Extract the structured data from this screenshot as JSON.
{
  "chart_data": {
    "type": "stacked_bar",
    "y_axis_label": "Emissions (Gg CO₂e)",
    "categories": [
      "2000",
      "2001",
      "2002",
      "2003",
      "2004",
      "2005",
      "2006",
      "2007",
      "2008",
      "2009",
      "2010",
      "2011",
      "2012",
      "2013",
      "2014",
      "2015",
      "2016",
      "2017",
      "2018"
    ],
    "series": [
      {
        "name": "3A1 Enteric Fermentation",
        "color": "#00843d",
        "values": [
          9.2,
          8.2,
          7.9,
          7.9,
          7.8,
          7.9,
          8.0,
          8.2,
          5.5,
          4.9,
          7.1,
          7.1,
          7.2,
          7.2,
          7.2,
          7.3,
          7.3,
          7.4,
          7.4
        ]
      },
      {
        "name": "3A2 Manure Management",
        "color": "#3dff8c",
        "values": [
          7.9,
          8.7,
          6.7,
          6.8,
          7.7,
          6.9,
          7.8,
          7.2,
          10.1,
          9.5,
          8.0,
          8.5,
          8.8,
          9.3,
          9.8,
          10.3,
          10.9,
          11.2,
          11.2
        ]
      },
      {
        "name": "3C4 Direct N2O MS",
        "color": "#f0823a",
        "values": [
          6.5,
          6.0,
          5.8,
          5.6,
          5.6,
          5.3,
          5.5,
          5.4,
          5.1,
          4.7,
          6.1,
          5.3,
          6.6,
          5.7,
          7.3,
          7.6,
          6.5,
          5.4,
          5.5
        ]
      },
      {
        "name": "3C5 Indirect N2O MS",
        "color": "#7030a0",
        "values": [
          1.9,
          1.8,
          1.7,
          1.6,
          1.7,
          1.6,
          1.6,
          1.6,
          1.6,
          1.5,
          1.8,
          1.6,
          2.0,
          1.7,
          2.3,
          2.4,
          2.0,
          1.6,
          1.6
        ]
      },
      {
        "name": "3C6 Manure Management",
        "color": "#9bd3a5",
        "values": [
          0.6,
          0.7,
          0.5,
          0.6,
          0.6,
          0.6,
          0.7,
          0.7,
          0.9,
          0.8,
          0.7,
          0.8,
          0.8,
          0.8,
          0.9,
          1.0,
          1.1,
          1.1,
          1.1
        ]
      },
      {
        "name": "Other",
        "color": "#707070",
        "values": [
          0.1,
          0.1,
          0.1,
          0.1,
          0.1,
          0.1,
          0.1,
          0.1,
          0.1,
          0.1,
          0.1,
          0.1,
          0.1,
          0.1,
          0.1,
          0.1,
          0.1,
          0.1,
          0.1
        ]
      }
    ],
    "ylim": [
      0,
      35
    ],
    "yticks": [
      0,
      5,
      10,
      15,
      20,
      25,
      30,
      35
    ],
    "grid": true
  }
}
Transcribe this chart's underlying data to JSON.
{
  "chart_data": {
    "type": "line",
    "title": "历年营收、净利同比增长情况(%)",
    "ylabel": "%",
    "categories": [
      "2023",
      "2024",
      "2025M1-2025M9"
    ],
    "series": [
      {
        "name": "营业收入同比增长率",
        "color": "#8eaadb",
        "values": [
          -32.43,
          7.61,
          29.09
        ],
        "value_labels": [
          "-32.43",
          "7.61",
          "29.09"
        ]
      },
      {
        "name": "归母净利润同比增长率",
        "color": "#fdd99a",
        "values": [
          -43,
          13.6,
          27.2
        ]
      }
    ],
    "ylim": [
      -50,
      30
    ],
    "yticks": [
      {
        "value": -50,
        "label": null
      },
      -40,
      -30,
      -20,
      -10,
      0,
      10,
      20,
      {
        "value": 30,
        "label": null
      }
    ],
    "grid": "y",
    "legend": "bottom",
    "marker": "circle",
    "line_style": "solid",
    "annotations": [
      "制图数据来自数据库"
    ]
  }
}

§ **Required work**:
Search the records for the word "Management", then list every line that has it.

§ **Output for this exercise**:
        "name": "3A2 Manure Management",
        "name": "3C6 Manure Management",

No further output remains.